Exercise task → Below are the records. Gather each line that holds "start".

□ □ □ □ □ □ □

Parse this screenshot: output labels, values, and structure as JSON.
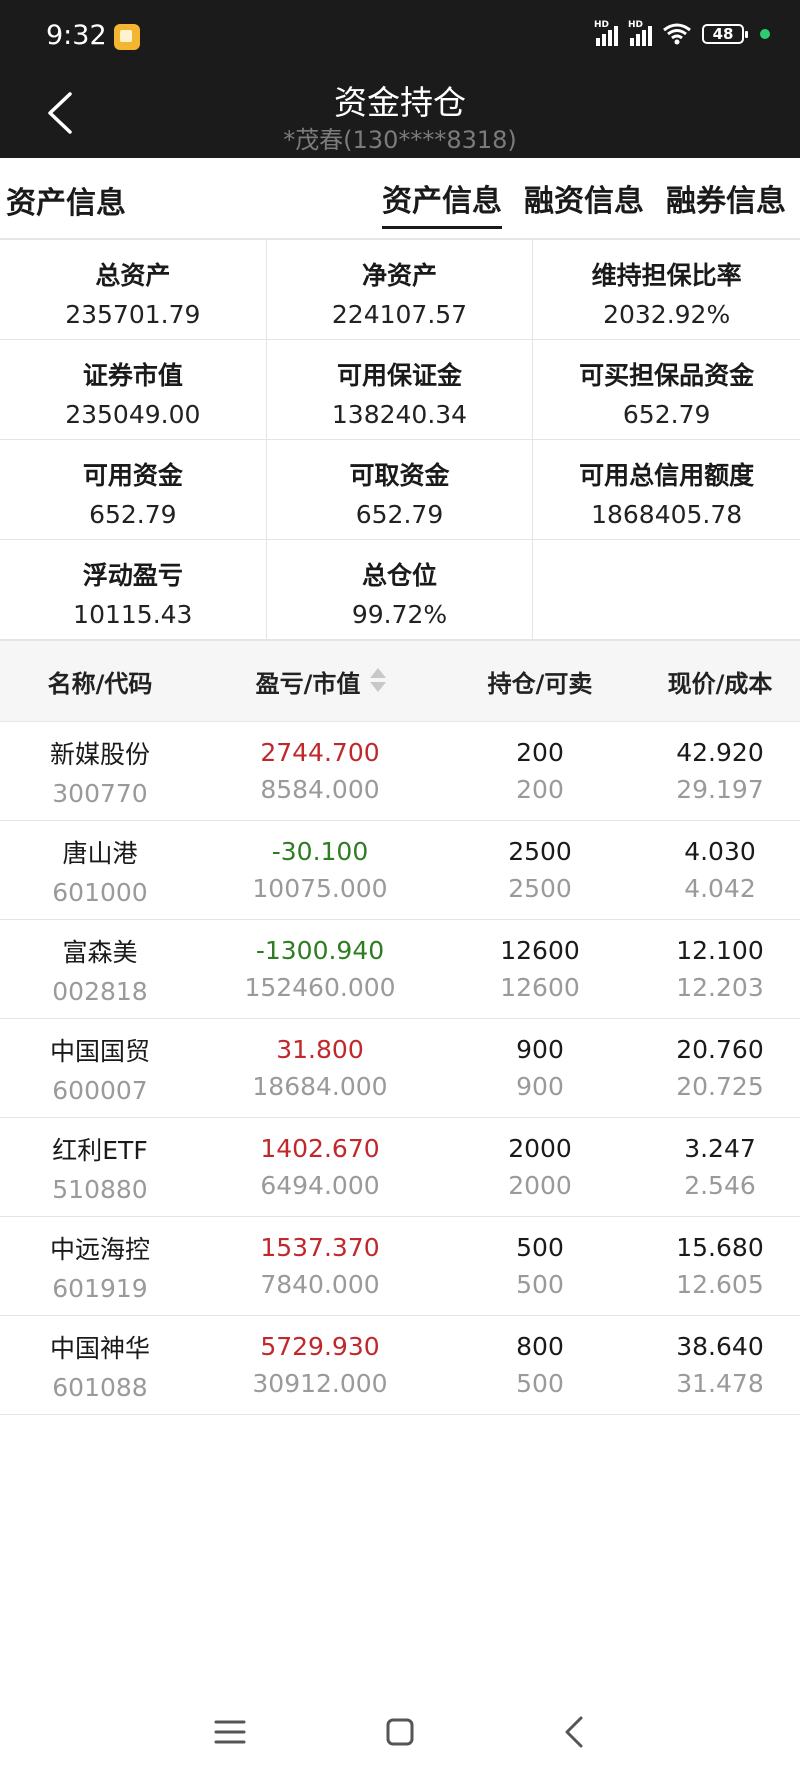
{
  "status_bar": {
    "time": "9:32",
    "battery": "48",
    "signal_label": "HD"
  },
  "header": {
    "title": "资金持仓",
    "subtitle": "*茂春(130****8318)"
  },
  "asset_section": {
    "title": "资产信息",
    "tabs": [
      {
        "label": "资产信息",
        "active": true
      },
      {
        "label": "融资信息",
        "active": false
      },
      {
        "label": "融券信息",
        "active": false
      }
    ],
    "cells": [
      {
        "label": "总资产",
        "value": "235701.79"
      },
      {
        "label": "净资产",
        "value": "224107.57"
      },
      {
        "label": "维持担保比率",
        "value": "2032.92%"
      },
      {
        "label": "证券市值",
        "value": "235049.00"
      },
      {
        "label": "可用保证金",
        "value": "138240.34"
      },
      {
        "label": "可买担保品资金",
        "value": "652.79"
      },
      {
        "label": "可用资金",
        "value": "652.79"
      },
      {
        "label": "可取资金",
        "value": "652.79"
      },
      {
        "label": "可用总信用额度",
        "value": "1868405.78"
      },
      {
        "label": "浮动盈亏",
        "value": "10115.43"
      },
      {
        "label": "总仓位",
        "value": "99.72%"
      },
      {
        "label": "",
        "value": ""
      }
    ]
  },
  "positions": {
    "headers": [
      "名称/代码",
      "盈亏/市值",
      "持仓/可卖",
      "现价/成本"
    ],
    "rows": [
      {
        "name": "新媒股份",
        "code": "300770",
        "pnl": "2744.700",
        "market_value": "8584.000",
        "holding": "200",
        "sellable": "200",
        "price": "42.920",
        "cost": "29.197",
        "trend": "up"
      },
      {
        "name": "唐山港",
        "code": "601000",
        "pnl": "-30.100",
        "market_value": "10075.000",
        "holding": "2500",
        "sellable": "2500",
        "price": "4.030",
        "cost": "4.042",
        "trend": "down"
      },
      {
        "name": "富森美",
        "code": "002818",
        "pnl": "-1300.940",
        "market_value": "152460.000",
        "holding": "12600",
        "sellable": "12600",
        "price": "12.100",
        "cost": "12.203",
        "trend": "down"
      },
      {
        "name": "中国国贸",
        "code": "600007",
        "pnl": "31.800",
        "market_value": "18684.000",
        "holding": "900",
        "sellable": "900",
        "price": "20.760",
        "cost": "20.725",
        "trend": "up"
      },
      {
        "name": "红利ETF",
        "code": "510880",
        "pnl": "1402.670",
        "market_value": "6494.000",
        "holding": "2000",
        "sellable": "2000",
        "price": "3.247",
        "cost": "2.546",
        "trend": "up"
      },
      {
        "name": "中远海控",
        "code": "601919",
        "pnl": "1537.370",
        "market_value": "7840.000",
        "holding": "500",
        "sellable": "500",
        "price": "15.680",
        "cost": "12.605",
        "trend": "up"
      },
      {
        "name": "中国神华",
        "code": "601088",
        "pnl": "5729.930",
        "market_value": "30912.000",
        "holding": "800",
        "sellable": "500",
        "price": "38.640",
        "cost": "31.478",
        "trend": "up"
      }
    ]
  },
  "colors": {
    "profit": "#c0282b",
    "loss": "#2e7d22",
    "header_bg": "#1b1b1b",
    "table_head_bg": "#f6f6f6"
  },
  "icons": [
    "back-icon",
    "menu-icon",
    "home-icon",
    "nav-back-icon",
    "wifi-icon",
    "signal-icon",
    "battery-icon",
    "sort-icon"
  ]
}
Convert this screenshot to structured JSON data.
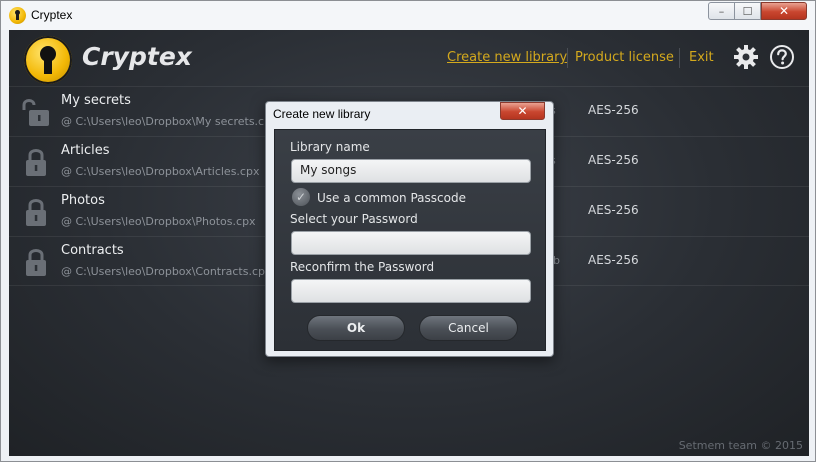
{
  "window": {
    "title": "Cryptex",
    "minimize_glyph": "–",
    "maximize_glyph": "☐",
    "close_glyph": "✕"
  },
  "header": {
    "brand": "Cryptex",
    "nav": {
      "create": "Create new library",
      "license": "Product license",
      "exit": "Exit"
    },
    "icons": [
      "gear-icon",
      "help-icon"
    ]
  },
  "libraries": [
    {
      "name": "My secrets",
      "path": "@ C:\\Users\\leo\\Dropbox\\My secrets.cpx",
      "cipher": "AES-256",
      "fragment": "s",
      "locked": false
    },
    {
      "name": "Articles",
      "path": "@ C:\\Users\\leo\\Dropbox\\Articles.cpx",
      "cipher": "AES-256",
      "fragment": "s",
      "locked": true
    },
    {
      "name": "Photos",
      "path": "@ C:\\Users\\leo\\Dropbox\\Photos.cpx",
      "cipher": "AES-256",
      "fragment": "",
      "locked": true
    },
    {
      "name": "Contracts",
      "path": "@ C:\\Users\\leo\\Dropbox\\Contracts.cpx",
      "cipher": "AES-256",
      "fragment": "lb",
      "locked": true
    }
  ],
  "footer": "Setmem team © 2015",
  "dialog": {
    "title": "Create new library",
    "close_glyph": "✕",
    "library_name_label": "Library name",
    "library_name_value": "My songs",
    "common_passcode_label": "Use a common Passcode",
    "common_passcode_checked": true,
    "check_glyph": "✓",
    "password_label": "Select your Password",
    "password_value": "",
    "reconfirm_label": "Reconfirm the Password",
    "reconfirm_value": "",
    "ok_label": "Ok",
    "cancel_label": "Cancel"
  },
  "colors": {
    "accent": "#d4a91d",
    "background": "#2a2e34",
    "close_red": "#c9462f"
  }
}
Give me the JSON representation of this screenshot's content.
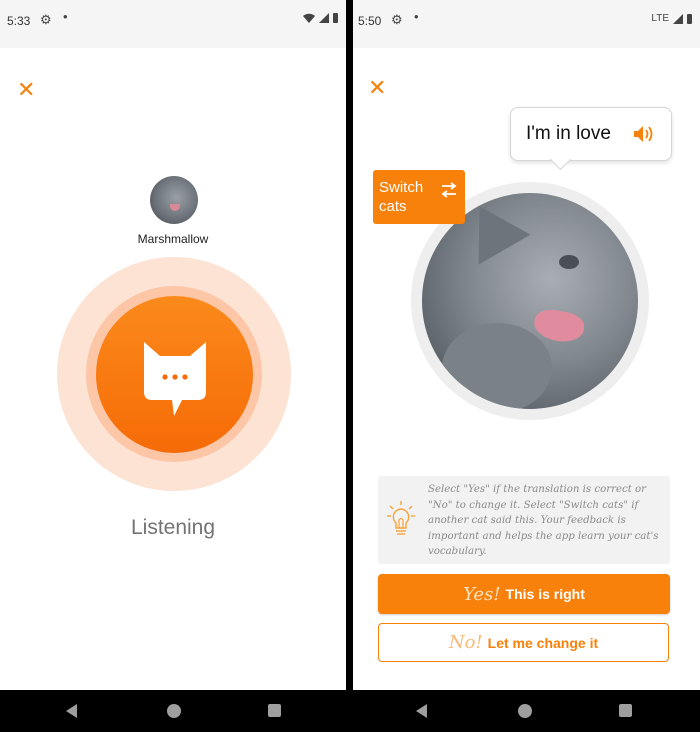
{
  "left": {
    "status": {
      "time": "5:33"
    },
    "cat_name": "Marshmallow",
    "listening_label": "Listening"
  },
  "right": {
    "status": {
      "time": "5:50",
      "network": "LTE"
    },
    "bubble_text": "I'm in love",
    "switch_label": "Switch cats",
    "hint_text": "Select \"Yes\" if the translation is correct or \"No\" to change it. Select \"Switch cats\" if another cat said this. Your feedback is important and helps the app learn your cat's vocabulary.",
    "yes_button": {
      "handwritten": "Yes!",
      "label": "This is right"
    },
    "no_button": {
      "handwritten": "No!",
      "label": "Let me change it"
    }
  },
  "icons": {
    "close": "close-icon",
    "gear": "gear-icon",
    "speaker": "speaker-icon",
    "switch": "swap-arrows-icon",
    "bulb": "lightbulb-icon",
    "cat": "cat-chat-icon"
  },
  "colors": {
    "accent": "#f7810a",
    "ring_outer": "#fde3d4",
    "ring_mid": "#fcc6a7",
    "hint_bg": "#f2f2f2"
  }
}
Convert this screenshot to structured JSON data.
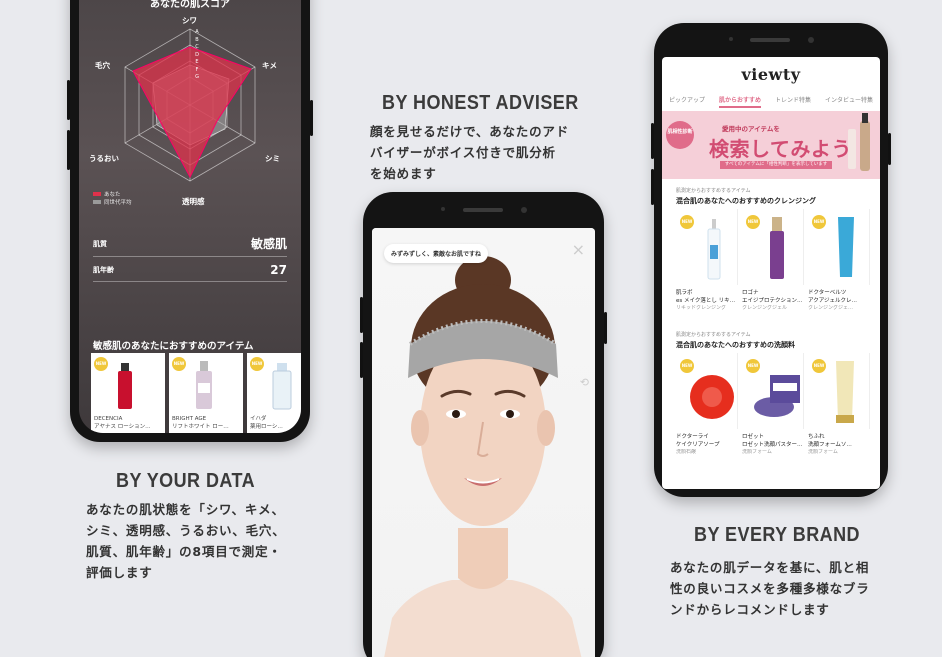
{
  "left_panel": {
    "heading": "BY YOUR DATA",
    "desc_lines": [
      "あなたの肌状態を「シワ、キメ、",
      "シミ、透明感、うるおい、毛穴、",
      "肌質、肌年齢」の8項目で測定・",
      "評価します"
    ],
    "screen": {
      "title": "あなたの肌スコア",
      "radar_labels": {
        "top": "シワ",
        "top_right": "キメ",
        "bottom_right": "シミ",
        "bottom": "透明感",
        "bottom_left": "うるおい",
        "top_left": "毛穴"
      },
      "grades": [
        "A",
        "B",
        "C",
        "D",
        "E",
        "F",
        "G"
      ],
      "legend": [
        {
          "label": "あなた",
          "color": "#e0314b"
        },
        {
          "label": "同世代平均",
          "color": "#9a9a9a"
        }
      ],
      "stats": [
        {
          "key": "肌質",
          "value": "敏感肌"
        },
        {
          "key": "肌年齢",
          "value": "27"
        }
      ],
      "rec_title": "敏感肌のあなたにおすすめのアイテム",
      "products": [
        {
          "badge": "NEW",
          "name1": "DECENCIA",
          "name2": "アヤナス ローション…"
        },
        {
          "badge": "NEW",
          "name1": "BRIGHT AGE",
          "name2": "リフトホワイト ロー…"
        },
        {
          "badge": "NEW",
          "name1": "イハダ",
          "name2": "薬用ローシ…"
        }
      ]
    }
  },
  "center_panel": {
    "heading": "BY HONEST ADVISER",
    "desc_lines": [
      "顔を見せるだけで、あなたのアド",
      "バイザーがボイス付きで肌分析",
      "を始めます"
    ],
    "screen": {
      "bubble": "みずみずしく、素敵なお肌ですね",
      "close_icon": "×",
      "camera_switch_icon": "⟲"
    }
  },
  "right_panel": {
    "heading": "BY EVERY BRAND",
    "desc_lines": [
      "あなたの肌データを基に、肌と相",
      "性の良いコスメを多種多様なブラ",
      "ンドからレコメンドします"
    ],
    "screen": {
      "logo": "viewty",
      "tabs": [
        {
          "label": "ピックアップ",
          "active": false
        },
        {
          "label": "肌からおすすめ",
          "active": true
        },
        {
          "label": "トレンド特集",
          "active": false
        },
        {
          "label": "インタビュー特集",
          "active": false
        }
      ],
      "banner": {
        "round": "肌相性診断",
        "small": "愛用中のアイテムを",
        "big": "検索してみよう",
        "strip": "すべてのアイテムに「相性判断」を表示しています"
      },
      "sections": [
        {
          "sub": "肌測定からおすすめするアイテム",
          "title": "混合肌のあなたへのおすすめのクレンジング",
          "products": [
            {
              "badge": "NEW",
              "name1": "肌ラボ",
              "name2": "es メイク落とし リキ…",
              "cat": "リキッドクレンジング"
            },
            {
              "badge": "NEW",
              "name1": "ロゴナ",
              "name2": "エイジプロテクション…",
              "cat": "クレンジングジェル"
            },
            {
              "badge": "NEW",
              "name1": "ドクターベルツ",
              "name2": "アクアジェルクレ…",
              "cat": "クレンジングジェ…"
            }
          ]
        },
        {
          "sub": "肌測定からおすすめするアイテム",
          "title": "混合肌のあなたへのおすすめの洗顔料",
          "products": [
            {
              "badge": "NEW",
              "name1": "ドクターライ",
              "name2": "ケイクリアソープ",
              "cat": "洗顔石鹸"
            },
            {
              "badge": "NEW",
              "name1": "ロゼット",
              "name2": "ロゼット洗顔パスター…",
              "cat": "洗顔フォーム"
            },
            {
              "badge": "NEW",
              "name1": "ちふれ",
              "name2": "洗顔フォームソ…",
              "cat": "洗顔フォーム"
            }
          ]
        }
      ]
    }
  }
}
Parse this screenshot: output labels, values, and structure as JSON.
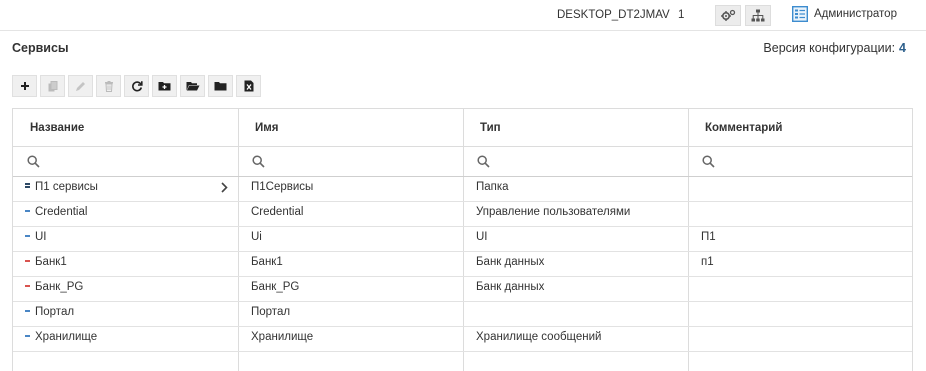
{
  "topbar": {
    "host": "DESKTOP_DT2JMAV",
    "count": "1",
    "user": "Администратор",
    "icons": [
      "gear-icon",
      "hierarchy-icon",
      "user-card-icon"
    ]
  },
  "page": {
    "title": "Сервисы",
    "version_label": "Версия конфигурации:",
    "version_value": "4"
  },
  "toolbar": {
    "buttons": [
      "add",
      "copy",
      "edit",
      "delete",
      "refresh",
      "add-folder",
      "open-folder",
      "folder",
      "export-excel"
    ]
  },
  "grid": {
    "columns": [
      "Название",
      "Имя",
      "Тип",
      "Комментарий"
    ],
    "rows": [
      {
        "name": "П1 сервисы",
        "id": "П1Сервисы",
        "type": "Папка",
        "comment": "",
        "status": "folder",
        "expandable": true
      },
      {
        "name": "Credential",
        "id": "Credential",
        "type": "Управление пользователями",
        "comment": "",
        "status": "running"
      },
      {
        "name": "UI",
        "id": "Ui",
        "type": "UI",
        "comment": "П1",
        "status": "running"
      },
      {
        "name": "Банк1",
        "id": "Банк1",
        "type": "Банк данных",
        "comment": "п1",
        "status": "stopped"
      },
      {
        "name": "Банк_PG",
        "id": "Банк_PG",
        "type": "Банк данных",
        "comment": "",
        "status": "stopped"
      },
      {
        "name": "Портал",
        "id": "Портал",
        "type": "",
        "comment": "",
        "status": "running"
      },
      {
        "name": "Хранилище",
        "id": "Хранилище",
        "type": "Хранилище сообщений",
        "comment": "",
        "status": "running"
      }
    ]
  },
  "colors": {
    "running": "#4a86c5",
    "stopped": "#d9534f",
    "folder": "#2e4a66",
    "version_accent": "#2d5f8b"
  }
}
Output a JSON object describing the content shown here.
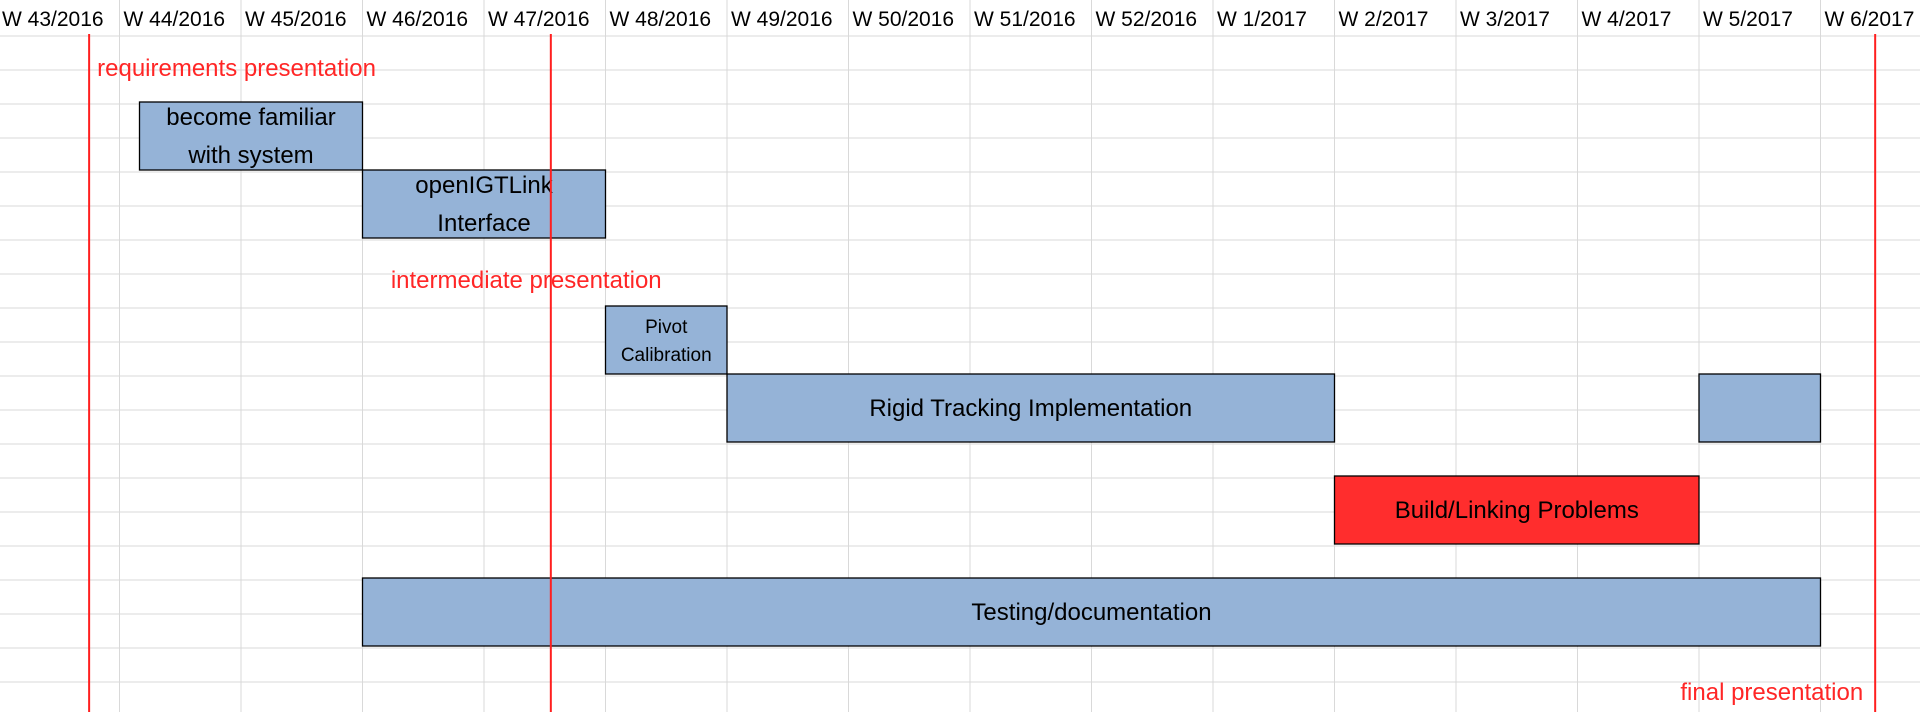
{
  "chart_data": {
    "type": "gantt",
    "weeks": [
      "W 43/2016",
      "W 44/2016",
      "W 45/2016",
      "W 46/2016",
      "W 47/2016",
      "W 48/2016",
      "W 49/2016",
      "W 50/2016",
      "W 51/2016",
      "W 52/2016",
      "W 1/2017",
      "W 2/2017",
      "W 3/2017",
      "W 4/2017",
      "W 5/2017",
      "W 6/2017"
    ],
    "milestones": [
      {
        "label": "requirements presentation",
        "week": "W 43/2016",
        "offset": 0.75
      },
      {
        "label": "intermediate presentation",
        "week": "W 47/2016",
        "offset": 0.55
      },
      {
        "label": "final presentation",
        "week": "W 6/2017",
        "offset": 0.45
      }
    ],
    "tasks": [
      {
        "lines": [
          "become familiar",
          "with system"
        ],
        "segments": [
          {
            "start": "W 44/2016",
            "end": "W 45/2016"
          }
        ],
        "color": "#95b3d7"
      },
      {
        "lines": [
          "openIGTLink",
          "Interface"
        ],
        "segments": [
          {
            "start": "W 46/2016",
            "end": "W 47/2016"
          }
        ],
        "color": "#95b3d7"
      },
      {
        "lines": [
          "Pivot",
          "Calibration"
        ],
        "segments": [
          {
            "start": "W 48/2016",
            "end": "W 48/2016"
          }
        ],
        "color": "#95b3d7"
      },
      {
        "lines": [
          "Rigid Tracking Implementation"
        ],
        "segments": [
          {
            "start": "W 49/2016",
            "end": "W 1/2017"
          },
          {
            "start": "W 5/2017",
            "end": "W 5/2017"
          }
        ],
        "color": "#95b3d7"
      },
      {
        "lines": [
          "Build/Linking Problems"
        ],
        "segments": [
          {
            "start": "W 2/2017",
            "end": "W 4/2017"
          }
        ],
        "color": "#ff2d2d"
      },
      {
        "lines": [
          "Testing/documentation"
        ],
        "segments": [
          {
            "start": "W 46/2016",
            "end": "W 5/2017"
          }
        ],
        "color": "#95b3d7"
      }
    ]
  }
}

□ □ □ □ □ □ □

Result for this task →
            "start": "W 44/2016",
            "start": "W 46/2016",
            "start": "W 48/2016",
            "start": "W 49/2016",
            "start": "W 5/2017",
            "start": "W 2/2017",
            "start": "W 46/2016",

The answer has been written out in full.